Print all of the data exactly as written.

(Dataset entries)
⁂

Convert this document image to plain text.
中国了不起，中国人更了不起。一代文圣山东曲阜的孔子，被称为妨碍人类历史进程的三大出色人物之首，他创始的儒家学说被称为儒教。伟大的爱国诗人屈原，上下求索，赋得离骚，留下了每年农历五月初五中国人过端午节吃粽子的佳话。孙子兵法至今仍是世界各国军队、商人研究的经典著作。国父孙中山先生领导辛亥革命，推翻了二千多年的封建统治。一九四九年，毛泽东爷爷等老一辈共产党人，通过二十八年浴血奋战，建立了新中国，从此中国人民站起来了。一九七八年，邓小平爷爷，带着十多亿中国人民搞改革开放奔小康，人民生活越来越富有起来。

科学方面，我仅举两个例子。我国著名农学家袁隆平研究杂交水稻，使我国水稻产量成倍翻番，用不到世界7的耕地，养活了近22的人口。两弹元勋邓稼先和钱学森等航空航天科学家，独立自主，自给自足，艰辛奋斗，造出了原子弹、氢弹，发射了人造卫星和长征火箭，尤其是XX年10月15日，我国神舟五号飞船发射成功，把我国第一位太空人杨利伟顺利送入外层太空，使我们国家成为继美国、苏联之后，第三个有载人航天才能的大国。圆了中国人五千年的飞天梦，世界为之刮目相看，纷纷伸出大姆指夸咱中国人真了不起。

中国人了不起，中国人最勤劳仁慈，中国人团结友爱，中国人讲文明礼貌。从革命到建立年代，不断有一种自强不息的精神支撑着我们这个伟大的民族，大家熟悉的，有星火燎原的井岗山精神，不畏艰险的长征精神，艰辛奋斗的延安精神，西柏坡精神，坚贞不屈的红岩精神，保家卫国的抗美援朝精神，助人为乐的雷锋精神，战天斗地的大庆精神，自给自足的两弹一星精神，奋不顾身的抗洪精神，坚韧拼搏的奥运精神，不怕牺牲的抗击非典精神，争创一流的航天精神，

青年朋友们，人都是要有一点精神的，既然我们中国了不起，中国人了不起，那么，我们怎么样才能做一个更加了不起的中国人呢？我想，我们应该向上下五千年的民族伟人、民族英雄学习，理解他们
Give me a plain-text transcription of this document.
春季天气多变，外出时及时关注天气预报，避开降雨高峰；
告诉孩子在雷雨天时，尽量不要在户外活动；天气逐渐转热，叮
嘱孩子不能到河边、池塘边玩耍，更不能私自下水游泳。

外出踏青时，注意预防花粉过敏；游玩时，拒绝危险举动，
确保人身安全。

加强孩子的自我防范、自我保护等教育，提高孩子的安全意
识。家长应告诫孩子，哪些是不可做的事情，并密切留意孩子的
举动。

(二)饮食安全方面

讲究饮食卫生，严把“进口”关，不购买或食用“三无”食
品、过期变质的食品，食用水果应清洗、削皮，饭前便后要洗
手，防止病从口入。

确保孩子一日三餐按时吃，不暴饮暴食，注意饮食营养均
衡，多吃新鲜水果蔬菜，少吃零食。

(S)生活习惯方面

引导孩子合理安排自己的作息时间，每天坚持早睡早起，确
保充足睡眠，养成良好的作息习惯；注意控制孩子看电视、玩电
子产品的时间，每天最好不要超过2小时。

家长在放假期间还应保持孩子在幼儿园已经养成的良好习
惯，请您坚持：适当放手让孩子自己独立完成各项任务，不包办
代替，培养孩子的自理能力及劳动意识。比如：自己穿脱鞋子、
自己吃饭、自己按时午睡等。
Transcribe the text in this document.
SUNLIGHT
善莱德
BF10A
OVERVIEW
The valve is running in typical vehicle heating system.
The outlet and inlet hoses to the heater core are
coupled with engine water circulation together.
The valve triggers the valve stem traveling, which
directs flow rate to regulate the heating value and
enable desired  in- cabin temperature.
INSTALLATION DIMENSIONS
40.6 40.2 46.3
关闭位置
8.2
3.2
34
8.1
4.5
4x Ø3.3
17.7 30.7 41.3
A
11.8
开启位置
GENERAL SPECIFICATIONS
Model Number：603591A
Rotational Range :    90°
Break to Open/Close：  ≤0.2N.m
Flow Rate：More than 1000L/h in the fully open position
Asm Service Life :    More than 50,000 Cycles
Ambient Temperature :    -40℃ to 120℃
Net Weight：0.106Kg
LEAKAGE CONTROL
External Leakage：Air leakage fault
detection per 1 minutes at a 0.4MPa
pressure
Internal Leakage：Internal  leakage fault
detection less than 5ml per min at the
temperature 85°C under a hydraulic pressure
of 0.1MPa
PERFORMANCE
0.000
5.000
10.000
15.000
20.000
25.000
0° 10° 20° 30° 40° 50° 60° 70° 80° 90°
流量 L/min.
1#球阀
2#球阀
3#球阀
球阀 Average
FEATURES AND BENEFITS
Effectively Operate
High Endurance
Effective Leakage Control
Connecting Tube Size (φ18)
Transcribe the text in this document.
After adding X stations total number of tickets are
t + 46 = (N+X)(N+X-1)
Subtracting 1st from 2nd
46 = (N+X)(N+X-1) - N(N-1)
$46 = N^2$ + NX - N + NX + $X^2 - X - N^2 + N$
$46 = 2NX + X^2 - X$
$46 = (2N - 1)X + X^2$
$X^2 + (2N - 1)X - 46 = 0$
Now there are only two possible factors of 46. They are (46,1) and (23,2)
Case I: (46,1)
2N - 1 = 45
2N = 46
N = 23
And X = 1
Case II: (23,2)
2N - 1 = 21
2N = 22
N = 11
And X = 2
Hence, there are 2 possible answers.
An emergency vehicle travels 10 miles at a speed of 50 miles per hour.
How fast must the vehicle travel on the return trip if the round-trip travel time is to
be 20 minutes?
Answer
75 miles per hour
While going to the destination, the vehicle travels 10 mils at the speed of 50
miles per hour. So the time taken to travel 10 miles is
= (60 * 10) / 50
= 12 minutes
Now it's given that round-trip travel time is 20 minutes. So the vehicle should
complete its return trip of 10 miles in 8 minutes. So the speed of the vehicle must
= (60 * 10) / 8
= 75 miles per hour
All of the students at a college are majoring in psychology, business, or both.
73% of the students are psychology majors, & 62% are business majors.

⁂

Result for this task —
Convert this document image to plain text.
中国了不起，中国人更了不起。一代文圣山东曲阜的孔子，被称为妨碍人类历史进程的三大出色人物之首，他创始的儒家学说被称为儒教。伟大的爱国诗人屈原，上下求索，赋得离骚，留下了每年农历五月初五中国人过端午节吃粽子的佳话。孙子兵法至今仍是世界各国军队、商人研究的经典著作。国父孙中山先生领导辛亥革命，推翻了二千多年的封建统治。一九四九年，毛泽东爷爷等老一辈共产党人，通过二十八年浴血奋战，建立了新中国，从此中国人民站起来了。一九七八年，邓小平爷爷，带着十多亿中国人民搞改革开放奔小康，人民生活越来越富有起来。

科学方面，我仅举两个例子。我国著名农学家袁隆平研究杂交水稻，使我国水稻产量成倍翻番，用不到世界7的耕地，养活了近22的人口。两弹元勋邓稼先和钱学森等航空航天科学家，独立自主，自给自足，艰辛奋斗，造出了原子弹、氢弹，发射了人造卫星和长征火箭，尤其是XX年10月15日，我国神舟五号飞船发射成功，把我国第一位太空人杨利伟顺利送入外层太空，使我们国家成为继美国、苏联之后，第三个有载人航天才能的大国。圆了中国人五千年的飞天梦，世界为之刮目相看，纷纷伸出大姆指夸咱中国人真了不起。

中国人了不起，中国人最勤劳仁慈，中国人团结友爱，中国人讲文明礼貌。从革命到建立年代，不断有一种自强不息的精神支撑着我们这个伟大的民族，大家熟悉的，有星火燎原的井岗山精神，不畏艰险的长征精神，艰辛奋斗的延安精神，西柏坡精神，坚贞不屈的红岩精神，保家卫国的抗美援朝精神，助人为乐的雷锋精神，战天斗地的大庆精神，自给自足的两弹一星精神，奋不顾身的抗洪精神，坚韧拼搏的奥运精神，不怕牺牲的抗击非典精神，争创一流的航天精神，

青年朋友们，人都是要有一点精神的，既然我们中国了不起，中国人了不起，那么，我们怎么样才能做一个更加了不起的中国人呢？我想，我们应该向上下五千年的民族伟人、民族英雄学习，理解他们
Give me a plain-text transcription of this document.
春季天气多变，外出时及时关注天气预报，避开降雨高峰；
告诉孩子在雷雨天时，尽量不要在户外活动；天气逐渐转热，叮
嘱孩子不能到河边、池塘边玩耍，更不能私自下水游泳。

外出踏青时，注意预防花粉过敏；游玩时，拒绝危险举动，
确保人身安全。

加强孩子的自我防范、自我保护等教育，提高孩子的安全意
识。家长应告诫孩子，哪些是不可做的事情，并密切留意孩子的
举动。

(二)饮食安全方面

讲究饮食卫生，严把“进口”关，不购买或食用“三无”食
品、过期变质的食品，食用水果应清洗、削皮，饭前便后要洗
手，防止病从口入。

确保孩子一日三餐按时吃，不暴饮暴食，注意饮食营养均
衡，多吃新鲜水果蔬菜，少吃零食。

(S)生活习惯方面

引导孩子合理安排自己的作息时间，每天坚持早睡早起，确
保充足睡眠，养成良好的作息习惯；注意控制孩子看电视、玩电
子产品的时间，每天最好不要超过2小时。

家长在放假期间还应保持孩子在幼儿园已经养成的良好习
惯，请您坚持：适当放手让孩子自己独立完成各项任务，不包办
代替，培养孩子的自理能力及劳动意识。比如：自己穿脱鞋子、
自己吃饭、自己按时午睡等。
Transcribe the text in this document.
SUNLIGHT
善莱德
BF10A
OVERVIEW
The valve is running in typical vehicle heating system.
The outlet and inlet hoses to the heater core are
coupled with engine water circulation together.
The valve triggers the valve stem traveling, which
directs flow rate to regulate the heating value and
enable desired  in- cabin temperature.
INSTALLATION DIMENSIONS
40.6 40.2 46.3
关闭位置
8.2
3.2
34
8.1
4.5
4x Ø3.3
17.7 30.7 41.3
A
11.8
开启位置
GENERAL SPECIFICATIONS
Model Number：603591A
Rotational Range :    90°
Break to Open/Close：  ≤0.2N.m
Flow Rate：More than 1000L/h in the fully open position
Asm Service Life :    More than 50,000 Cycles
Ambient Temperature :    -40℃ to 120℃
Net Weight：0.106Kg
LEAKAGE CONTROL
External Leakage：Air leakage fault
detection per 1 minutes at a 0.4MPa
pressure
Internal Leakage：Internal  leakage fault
detection less than 5ml per min at the
temperature 85°C under a hydraulic pressure
of 0.1MPa
PERFORMANCE
0.000
5.000
10.000
15.000
20.000
25.000
0° 10° 20° 30° 40° 50° 60° 70° 80° 90°
流量 L/min.
1#球阀
2#球阀
3#球阀
球阀 Average
FEATURES AND BENEFITS
Effectively Operate
High Endurance
Effective Leakage Control
Connecting Tube Size (φ18)
Transcribe the text in this document.
After adding X stations total number of tickets are
t + 46 = (N+X)(N+X-1)
Subtracting 1st from 2nd
46 = (N+X)(N+X-1) - N(N-1)
$46 = N^2$ + NX - N + NX + $X^2 - X - N^2 + N$
$46 = 2NX + X^2 - X$
$46 = (2N - 1)X + X^2$
$X^2 + (2N - 1)X - 46 = 0$
Now there are only two possible factors of 46. They are (46,1) and (23,2)
Case I: (46,1)
2N - 1 = 45
2N = 46
N = 23
And X = 1
Case II: (23,2)
2N - 1 = 21
2N = 22
N = 11
And X = 2
Hence, there are 2 possible answers.
An emergency vehicle travels 10 miles at a speed of 50 miles per hour.
How fast must the vehicle travel on the return trip if the round-trip travel time is to
be 20 minutes?
Answer
75 miles per hour
While going to the destination, the vehicle travels 10 mils at the speed of 50
miles per hour. So the time taken to travel 10 miles is
= (60 * 10) / 50
= 12 minutes
Now it's given that round-trip travel time is 20 minutes. So the vehicle should
complete its return trip of 10 miles in 8 minutes. So the speed of the vehicle must
= (60 * 10) / 8
= 75 miles per hour
All of the students at a college are majoring in psychology, business, or both.
73% of the students are psychology majors, & 62% are business majors.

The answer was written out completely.